Rows from a figure dataset:
** begin **

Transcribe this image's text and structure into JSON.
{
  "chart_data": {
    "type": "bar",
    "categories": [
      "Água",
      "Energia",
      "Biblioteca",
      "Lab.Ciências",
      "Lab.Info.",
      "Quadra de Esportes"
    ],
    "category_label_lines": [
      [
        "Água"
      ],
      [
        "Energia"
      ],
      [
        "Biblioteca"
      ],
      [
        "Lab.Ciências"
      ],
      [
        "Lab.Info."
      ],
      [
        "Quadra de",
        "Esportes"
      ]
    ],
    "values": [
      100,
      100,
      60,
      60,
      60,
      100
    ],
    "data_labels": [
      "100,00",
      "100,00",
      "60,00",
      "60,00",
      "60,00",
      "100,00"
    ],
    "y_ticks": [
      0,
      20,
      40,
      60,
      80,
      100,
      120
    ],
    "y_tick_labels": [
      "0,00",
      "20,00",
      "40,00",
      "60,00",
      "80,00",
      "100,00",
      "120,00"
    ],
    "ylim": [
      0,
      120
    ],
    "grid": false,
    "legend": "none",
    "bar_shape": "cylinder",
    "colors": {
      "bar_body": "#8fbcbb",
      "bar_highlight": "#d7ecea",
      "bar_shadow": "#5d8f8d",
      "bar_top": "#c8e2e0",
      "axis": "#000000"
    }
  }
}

** end **

THE EXERCISE: Please repeat the listing exactly, with nothing left out.

CORRECT ANSWER:
Transcribe this image's text and structure into JSON.
{
  "chart_data": {
    "type": "bar",
    "categories": [
      "Água",
      "Energia",
      "Biblioteca",
      "Lab.Ciências",
      "Lab.Info.",
      "Quadra de Esportes"
    ],
    "category_label_lines": [
      [
        "Água"
      ],
      [
        "Energia"
      ],
      [
        "Biblioteca"
      ],
      [
        "Lab.Ciências"
      ],
      [
        "Lab.Info."
      ],
      [
        "Quadra de",
        "Esportes"
      ]
    ],
    "values": [
      100,
      100,
      60,
      60,
      60,
      100
    ],
    "data_labels": [
      "100,00",
      "100,00",
      "60,00",
      "60,00",
      "60,00",
      "100,00"
    ],
    "y_ticks": [
      0,
      20,
      40,
      60,
      80,
      100,
      120
    ],
    "y_tick_labels": [
      "0,00",
      "20,00",
      "40,00",
      "60,00",
      "80,00",
      "100,00",
      "120,00"
    ],
    "ylim": [
      0,
      120
    ],
    "grid": false,
    "legend": "none",
    "bar_shape": "cylinder",
    "colors": {
      "bar_body": "#8fbcbb",
      "bar_highlight": "#d7ecea",
      "bar_shadow": "#5d8f8d",
      "bar_top": "#c8e2e0",
      "axis": "#000000"
    }
  }
}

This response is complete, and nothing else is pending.